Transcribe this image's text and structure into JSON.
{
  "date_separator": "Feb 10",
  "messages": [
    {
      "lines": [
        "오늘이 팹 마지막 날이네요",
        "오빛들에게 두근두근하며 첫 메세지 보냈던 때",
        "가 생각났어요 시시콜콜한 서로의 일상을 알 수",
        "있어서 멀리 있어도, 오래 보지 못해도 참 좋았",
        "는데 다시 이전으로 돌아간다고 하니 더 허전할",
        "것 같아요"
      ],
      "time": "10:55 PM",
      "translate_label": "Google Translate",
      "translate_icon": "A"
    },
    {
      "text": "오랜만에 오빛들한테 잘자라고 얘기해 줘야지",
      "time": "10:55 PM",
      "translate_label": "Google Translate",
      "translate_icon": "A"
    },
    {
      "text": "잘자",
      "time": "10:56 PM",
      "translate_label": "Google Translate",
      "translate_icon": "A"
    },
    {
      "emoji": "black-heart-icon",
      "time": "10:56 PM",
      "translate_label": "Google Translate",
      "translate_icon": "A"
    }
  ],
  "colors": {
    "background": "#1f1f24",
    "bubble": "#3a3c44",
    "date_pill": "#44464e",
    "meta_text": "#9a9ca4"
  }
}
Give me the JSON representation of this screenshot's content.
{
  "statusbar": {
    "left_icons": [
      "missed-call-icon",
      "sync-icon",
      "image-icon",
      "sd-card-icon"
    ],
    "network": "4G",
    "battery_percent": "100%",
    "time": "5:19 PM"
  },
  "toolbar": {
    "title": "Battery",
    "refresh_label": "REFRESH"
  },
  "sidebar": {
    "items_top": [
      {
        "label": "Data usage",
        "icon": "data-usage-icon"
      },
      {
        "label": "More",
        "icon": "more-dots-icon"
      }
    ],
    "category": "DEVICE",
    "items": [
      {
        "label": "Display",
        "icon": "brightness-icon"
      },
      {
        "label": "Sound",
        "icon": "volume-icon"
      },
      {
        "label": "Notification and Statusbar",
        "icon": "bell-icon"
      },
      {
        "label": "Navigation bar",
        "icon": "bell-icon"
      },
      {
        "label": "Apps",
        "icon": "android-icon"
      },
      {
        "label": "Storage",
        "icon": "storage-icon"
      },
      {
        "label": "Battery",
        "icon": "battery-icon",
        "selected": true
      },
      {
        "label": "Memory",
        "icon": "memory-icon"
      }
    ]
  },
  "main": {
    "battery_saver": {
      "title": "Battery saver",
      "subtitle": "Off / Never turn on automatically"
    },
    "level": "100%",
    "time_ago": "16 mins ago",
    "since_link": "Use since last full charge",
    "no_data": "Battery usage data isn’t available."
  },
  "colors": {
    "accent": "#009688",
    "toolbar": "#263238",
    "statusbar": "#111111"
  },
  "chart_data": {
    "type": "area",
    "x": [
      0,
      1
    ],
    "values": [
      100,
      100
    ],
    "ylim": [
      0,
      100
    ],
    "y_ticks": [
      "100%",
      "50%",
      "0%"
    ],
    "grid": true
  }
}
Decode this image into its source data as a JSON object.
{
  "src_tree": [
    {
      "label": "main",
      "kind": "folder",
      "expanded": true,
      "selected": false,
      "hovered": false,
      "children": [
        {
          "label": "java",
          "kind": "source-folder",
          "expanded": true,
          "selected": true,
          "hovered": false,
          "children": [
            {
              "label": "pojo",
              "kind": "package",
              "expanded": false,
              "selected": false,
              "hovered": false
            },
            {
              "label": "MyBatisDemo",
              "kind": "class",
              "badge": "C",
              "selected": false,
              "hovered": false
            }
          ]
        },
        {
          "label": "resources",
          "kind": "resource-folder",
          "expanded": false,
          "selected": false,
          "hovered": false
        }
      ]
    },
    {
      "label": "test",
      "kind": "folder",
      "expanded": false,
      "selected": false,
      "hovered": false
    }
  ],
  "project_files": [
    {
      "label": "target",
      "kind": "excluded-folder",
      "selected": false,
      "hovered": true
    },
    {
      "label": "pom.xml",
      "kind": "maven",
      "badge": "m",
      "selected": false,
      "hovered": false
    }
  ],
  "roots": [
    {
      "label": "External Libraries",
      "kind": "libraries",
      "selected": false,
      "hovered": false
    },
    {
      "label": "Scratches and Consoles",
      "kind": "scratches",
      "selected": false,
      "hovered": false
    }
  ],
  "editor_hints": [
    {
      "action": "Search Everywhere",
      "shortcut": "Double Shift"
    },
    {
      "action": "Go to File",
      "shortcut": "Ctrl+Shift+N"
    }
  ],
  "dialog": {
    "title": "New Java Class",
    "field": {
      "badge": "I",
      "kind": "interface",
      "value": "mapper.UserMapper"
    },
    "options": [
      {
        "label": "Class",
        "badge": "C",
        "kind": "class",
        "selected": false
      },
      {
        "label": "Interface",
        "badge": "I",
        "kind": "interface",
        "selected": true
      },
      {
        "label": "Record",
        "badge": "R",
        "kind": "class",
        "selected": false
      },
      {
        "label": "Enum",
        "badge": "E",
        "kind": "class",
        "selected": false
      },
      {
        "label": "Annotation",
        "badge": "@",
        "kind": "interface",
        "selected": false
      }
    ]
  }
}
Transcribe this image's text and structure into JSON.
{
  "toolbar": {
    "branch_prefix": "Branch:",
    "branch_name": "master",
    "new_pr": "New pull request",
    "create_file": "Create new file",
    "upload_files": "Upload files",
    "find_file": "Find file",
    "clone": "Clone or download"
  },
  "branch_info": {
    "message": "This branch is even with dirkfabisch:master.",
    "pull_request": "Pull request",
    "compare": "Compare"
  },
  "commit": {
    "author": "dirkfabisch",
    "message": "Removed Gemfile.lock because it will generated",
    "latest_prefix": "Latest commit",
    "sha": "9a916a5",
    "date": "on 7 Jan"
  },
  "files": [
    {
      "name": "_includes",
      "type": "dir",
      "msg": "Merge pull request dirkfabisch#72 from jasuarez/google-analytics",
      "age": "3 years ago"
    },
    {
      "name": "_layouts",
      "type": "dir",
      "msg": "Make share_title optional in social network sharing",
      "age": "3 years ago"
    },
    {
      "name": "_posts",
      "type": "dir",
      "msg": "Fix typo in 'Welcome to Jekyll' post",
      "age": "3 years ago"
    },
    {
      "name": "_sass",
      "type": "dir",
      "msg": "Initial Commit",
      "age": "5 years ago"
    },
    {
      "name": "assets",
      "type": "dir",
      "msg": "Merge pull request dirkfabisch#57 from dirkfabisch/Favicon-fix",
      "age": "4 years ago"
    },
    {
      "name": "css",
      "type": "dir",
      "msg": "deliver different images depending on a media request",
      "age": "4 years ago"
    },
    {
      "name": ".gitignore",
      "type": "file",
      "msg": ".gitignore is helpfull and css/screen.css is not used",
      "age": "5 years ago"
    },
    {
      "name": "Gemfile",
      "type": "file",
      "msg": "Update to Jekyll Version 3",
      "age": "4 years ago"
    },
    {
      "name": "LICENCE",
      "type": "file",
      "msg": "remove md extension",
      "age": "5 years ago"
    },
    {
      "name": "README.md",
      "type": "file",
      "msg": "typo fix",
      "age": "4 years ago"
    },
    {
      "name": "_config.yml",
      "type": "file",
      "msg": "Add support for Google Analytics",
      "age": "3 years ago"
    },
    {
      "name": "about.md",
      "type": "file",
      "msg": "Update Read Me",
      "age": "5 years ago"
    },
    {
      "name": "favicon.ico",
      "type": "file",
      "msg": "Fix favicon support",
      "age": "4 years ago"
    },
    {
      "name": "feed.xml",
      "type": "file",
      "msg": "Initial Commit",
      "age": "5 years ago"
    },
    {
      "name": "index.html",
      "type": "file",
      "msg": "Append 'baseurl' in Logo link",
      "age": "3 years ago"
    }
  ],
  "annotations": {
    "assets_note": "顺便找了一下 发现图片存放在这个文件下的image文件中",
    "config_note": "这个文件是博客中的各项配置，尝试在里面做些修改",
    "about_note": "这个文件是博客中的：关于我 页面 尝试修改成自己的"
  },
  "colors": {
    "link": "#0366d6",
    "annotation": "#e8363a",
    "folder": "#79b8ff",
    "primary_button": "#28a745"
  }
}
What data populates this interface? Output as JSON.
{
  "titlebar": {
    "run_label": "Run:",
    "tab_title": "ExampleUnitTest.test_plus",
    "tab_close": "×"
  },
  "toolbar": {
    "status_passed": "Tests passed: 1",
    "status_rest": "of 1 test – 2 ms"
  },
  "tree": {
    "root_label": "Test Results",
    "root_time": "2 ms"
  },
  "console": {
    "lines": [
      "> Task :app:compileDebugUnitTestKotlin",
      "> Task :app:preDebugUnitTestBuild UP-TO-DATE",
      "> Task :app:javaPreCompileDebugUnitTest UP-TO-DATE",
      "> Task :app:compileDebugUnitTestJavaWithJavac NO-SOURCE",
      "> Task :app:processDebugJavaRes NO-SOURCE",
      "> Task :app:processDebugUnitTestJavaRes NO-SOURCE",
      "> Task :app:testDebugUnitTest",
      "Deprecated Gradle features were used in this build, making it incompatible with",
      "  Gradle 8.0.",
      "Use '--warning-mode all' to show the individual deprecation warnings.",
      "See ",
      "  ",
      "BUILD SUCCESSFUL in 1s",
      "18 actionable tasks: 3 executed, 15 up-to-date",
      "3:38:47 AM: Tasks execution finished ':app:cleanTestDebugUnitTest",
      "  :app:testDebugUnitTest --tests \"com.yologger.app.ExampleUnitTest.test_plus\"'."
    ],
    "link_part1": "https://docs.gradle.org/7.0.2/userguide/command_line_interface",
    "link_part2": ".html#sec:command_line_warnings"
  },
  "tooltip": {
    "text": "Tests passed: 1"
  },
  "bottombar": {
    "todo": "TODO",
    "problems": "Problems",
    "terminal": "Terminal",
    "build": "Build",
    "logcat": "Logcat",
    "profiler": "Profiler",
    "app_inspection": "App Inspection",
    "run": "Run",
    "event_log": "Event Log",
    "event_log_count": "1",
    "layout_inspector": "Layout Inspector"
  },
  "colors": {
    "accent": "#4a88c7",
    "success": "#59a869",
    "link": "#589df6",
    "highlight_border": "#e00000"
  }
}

Problem:
Please extract exactly, and only, the lines from the line containing "What data populates" through the last line of the records.

Response for this exercise:
What data populates this interface? Output as JSON.
{
  "titlebar": {
    "run_label": "Run:",
    "tab_title": "ExampleUnitTest.test_plus",
    "tab_close": "×"
  },
  "toolbar": {
    "status_passed": "Tests passed: 1",
    "status_rest": "of 1 test – 2 ms"
  },
  "tree": {
    "root_label": "Test Results",
    "root_time": "2 ms"
  },
  "console": {
    "lines": [
      "> Task :app:compileDebugUnitTestKotlin",
      "> Task :app:preDebugUnitTestBuild UP-TO-DATE",
      "> Task :app:javaPreCompileDebugUnitTest UP-TO-DATE",
      "> Task :app:compileDebugUnitTestJavaWithJavac NO-SOURCE",
      "> Task :app:processDebugJavaRes NO-SOURCE",
      "> Task :app:processDebugUnitTestJavaRes NO-SOURCE",
      "> Task :app:testDebugUnitTest",
      "Deprecated Gradle features were used in this build, making it incompatible with",
      "  Gradle 8.0.",
      "Use '--warning-mode all' to show the individual deprecation warnings.",
      "See ",
      "  ",
      "BUILD SUCCESSFUL in 1s",
      "18 actionable tasks: 3 executed, 15 up-to-date",
      "3:38:47 AM: Tasks execution finished ':app:cleanTestDebugUnitTest",
      "  :app:testDebugUnitTest --tests \"com.yologger.app.ExampleUnitTest.test_plus\"'."
    ],
    "link_part1": "https://docs.gradle.org/7.0.2/userguide/command_line_interface",
    "link_part2": ".html#sec:command_line_warnings"
  },
  "tooltip": {
    "text": "Tests passed: 1"
  },
  "bottombar": {
    "todo": "TODO",
    "problems": "Problems",
    "terminal": "Terminal",
    "build": "Build",
    "logcat": "Logcat",
    "profiler": "Profiler",
    "app_inspection": "App Inspection",
    "run": "Run",
    "event_log": "Event Log",
    "event_log_count": "1",
    "layout_inspector": "Layout Inspector"
  },
  "colors": {
    "accent": "#4a88c7",
    "success": "#59a869",
    "link": "#589df6",
    "highlight_border": "#e00000"
  }
}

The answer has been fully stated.